What this task involves: Would you set down every entry shown below, precisely as written?

Provided information:
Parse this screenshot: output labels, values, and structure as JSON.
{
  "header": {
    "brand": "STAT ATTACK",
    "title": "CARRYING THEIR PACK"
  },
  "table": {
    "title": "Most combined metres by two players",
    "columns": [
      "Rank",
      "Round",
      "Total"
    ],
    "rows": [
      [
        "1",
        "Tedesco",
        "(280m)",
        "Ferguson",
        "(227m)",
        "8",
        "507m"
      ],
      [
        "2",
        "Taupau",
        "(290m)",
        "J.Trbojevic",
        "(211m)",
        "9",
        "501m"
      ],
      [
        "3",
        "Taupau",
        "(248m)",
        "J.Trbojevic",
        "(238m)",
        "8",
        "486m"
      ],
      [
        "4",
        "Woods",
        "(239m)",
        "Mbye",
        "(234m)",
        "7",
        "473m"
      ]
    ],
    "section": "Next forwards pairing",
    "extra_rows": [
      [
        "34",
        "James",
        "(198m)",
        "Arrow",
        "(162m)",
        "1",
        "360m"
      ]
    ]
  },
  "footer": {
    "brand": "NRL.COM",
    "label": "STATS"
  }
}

Correct answer:
Parse this screenshot: output labels, values, and structure as JSON.
{
  "header": {
    "brand": "STAT ATTACK",
    "title": "CARRYING THEIR PACK"
  },
  "table": {
    "title": "Most combined metres by two players",
    "columns": [
      "Rank",
      "Round",
      "Total"
    ],
    "rows": [
      [
        "1",
        "Tedesco",
        "(280m)",
        "Ferguson",
        "(227m)",
        "8",
        "507m"
      ],
      [
        "2",
        "Taupau",
        "(290m)",
        "J.Trbojevic",
        "(211m)",
        "9",
        "501m"
      ],
      [
        "3",
        "Taupau",
        "(248m)",
        "J.Trbojevic",
        "(238m)",
        "8",
        "486m"
      ],
      [
        "4",
        "Woods",
        "(239m)",
        "Mbye",
        "(234m)",
        "7",
        "473m"
      ]
    ],
    "section": "Next forwards pairing",
    "extra_rows": [
      [
        "34",
        "James",
        "(198m)",
        "Arrow",
        "(162m)",
        "1",
        "360m"
      ]
    ]
  },
  "footer": {
    "brand": "NRL.COM",
    "label": "STATS"
  }
}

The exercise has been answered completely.